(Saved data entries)
━━━━

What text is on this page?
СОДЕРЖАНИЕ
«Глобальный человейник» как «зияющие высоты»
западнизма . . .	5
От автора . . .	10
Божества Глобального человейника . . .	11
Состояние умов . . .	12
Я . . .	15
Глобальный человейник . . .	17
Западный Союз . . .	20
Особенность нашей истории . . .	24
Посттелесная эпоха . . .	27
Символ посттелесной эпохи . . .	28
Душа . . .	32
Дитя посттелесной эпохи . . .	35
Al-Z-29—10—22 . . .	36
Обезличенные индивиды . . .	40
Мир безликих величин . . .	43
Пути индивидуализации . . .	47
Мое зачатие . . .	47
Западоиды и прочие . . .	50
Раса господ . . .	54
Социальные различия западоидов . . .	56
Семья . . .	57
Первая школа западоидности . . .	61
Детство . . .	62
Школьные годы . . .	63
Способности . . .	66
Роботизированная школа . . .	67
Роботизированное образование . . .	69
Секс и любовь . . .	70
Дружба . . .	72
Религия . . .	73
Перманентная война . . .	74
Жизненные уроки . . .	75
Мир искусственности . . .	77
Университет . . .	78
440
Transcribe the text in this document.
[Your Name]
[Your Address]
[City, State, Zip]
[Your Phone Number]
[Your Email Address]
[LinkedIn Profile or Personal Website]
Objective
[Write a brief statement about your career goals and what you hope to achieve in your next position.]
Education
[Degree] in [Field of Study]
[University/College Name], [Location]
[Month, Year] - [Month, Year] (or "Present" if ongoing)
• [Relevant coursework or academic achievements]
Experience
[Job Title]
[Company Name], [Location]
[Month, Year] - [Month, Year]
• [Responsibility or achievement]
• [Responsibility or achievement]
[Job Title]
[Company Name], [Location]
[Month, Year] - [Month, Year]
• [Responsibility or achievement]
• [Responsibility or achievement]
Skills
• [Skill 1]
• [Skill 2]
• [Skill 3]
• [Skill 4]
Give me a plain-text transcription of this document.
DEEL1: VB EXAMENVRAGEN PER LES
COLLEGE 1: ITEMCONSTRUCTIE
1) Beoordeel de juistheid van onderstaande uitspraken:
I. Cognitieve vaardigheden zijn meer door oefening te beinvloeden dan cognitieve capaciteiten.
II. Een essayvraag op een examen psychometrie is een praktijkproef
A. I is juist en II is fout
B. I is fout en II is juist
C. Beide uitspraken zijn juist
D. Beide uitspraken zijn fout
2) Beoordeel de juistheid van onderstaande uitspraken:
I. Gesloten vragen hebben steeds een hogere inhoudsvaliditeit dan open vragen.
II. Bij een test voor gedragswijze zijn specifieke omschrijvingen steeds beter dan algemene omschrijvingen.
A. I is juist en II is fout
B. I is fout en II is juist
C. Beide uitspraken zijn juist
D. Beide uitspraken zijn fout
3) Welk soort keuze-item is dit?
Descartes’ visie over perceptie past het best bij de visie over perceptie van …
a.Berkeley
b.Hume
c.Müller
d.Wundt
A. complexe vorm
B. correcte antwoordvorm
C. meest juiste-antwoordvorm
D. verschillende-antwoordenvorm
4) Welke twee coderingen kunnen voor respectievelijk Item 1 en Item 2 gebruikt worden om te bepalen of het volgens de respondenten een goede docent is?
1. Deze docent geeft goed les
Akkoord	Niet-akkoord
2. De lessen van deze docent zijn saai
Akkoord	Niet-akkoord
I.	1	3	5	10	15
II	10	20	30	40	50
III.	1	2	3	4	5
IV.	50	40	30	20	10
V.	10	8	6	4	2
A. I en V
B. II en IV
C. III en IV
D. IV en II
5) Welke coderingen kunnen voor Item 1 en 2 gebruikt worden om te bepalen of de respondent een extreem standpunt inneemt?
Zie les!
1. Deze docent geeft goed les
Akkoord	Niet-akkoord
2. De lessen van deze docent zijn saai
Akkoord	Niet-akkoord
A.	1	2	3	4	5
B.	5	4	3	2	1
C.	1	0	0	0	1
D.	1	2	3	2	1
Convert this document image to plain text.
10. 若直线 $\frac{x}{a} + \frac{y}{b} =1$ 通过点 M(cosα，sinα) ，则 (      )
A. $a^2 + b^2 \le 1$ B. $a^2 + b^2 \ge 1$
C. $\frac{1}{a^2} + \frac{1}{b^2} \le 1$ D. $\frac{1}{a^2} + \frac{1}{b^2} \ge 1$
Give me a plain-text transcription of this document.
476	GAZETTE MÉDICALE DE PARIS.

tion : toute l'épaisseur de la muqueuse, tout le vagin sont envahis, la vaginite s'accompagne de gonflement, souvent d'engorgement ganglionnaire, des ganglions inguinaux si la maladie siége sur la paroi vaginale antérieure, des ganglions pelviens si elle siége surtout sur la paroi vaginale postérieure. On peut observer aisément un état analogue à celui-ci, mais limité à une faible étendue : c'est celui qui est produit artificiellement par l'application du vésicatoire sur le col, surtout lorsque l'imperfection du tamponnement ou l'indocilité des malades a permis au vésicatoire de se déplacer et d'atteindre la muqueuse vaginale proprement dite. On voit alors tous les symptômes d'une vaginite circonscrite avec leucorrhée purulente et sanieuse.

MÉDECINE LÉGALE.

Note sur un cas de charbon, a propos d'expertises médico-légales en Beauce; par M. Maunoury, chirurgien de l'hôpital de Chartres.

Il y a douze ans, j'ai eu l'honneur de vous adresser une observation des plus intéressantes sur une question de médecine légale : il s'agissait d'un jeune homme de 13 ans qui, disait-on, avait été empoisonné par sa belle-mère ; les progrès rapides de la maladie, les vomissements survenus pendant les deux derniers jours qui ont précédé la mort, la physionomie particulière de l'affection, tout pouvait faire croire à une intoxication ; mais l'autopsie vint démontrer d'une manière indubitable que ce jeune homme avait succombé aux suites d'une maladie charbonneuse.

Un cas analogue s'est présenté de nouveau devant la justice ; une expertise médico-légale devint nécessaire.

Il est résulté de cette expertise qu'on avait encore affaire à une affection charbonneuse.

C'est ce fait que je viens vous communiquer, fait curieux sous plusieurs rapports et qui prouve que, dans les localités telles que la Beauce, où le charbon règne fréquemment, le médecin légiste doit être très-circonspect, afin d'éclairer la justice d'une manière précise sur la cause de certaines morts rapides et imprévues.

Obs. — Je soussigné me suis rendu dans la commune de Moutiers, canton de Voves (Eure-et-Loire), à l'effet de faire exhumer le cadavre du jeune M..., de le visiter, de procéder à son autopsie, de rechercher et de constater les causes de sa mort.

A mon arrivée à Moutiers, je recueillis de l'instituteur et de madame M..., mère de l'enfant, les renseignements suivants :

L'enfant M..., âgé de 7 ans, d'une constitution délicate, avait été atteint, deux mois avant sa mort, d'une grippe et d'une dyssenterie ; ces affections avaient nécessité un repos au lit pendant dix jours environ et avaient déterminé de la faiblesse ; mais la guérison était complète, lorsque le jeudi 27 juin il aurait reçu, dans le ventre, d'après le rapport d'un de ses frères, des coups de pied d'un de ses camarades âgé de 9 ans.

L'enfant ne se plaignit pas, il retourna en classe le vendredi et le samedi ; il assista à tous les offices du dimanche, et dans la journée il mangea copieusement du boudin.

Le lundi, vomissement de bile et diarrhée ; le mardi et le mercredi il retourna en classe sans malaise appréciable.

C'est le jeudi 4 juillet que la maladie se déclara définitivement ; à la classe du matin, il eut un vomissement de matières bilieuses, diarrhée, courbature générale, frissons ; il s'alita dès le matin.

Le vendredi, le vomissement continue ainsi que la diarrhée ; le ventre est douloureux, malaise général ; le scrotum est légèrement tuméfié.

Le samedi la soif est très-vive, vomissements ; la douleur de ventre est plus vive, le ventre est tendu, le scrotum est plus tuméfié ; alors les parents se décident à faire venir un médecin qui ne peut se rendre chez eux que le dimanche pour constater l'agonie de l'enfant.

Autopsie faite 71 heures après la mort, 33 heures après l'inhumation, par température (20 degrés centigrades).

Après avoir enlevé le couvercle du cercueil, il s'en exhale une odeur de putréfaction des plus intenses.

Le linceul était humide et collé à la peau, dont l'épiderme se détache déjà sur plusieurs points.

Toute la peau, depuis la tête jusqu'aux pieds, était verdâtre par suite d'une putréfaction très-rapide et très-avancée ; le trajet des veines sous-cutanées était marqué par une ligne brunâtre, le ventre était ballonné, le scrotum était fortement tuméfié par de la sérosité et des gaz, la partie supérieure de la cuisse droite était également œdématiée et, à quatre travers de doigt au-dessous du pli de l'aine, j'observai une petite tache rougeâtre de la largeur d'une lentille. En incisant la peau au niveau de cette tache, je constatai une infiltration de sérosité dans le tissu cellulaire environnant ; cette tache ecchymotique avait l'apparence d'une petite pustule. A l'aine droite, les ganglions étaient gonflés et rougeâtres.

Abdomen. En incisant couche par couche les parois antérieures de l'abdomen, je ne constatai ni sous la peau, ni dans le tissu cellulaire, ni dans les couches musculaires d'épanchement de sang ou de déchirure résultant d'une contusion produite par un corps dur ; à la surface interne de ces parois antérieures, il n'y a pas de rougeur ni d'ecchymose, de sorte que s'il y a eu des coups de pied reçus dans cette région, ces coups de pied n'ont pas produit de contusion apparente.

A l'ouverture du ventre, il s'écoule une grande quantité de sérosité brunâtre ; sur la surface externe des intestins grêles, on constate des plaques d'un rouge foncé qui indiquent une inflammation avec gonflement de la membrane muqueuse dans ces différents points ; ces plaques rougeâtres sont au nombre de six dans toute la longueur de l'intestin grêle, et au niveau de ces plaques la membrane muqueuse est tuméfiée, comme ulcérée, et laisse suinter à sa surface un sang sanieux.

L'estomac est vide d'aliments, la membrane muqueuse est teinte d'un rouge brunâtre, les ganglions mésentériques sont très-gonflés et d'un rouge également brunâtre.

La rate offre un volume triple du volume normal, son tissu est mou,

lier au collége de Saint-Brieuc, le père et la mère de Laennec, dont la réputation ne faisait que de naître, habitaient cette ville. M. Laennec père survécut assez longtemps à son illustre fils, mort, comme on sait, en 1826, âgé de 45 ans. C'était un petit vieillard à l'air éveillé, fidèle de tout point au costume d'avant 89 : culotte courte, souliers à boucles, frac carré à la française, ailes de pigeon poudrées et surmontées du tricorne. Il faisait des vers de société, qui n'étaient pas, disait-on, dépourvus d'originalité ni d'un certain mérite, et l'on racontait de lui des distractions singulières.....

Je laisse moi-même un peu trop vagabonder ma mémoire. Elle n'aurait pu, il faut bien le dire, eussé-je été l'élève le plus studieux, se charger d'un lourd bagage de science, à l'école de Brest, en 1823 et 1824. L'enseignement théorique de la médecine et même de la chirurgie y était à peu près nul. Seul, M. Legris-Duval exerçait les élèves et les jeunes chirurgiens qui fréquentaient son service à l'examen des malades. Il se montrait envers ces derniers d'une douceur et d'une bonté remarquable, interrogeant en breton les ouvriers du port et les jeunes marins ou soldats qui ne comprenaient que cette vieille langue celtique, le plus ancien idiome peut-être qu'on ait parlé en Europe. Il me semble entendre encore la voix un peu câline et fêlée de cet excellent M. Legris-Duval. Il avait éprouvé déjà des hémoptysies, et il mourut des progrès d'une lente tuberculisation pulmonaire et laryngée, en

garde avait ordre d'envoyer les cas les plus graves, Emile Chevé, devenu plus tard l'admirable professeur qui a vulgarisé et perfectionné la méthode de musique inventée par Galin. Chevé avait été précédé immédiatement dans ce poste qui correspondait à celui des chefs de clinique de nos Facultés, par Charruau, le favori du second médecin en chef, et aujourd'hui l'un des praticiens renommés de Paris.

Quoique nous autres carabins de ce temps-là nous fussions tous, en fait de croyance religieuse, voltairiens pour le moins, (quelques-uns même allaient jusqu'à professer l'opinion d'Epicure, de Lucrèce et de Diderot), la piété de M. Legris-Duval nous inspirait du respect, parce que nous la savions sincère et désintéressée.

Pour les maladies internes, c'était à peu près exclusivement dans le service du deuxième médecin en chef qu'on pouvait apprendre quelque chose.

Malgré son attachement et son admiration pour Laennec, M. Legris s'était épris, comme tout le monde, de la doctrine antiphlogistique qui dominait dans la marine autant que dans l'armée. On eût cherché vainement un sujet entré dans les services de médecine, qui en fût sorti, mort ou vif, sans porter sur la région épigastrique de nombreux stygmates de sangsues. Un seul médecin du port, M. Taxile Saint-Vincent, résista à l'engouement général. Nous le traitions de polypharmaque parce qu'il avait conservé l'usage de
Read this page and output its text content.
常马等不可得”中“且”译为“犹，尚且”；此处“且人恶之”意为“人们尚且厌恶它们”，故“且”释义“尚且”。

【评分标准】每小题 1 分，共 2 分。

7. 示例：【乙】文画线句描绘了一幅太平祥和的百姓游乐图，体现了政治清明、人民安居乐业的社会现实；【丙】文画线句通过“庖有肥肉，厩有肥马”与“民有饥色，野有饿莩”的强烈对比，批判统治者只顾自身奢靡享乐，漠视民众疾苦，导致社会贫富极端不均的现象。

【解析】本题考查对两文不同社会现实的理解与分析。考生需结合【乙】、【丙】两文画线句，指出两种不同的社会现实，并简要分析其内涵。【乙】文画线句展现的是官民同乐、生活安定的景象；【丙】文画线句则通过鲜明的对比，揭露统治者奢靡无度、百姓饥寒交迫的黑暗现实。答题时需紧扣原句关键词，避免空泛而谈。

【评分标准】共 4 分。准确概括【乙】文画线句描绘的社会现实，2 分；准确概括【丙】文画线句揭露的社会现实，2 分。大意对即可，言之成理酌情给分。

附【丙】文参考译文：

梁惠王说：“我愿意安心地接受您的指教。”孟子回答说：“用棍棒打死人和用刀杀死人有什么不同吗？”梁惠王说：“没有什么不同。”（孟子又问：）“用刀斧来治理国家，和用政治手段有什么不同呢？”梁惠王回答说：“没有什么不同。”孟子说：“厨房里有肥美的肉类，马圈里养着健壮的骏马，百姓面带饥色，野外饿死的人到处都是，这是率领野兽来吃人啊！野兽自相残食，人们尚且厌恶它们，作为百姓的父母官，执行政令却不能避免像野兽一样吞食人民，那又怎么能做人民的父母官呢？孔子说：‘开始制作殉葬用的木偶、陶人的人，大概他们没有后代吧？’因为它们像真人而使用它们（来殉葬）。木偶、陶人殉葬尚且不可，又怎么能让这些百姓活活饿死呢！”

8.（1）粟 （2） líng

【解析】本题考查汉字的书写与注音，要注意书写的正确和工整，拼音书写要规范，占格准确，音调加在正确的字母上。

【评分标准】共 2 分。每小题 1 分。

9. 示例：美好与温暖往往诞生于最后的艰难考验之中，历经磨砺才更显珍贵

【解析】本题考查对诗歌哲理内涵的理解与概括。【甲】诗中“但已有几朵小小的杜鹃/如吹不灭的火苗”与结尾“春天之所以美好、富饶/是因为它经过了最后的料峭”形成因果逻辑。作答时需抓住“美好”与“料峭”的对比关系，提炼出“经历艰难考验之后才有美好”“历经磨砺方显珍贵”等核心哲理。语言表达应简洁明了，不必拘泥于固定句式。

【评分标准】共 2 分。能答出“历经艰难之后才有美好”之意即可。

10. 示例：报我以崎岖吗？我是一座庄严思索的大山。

━━━━

[SET EXERCISE]:
Each line holding "encore" must be found and copied.

[THE COMPLETED TASK]:
Il est résulté de cette expertise qu'on avait encore affaire à une affection charbonneuse.
Je laisse moi-même un peu trop vagabonder ma mémoire. Elle n'aurait pu, il faut bien le dire, eussé-je été l'élève le plus studieux, se charger d'un lourd bagage de science, à l'école de Brest, en 1823 et 1824. L'enseignement théorique de la médecine et même de la chirurgie y était à peu près nul. Seul, M. Legris-Duval exerçait les élèves et les jeunes chirurgiens qui fréquentaient son service à l'examen des malades. Il se montrait envers ces derniers d'une douceur et d'une bonté remarquable, interrogeant en breton les ouvriers du port et les jeunes marins ou soldats qui ne comprenaient que cette vieille langue celtique, le plus ancien idiome peut-être qu'on ait parlé en Europe. Il me semble entendre encore la voix un peu câline et fêlée de cet excellent M. Legris-Duval. Il avait éprouvé déjà des hémoptysies, et il mourut des progrès d'une lente tuberculisation pulmonaire et laryngée, en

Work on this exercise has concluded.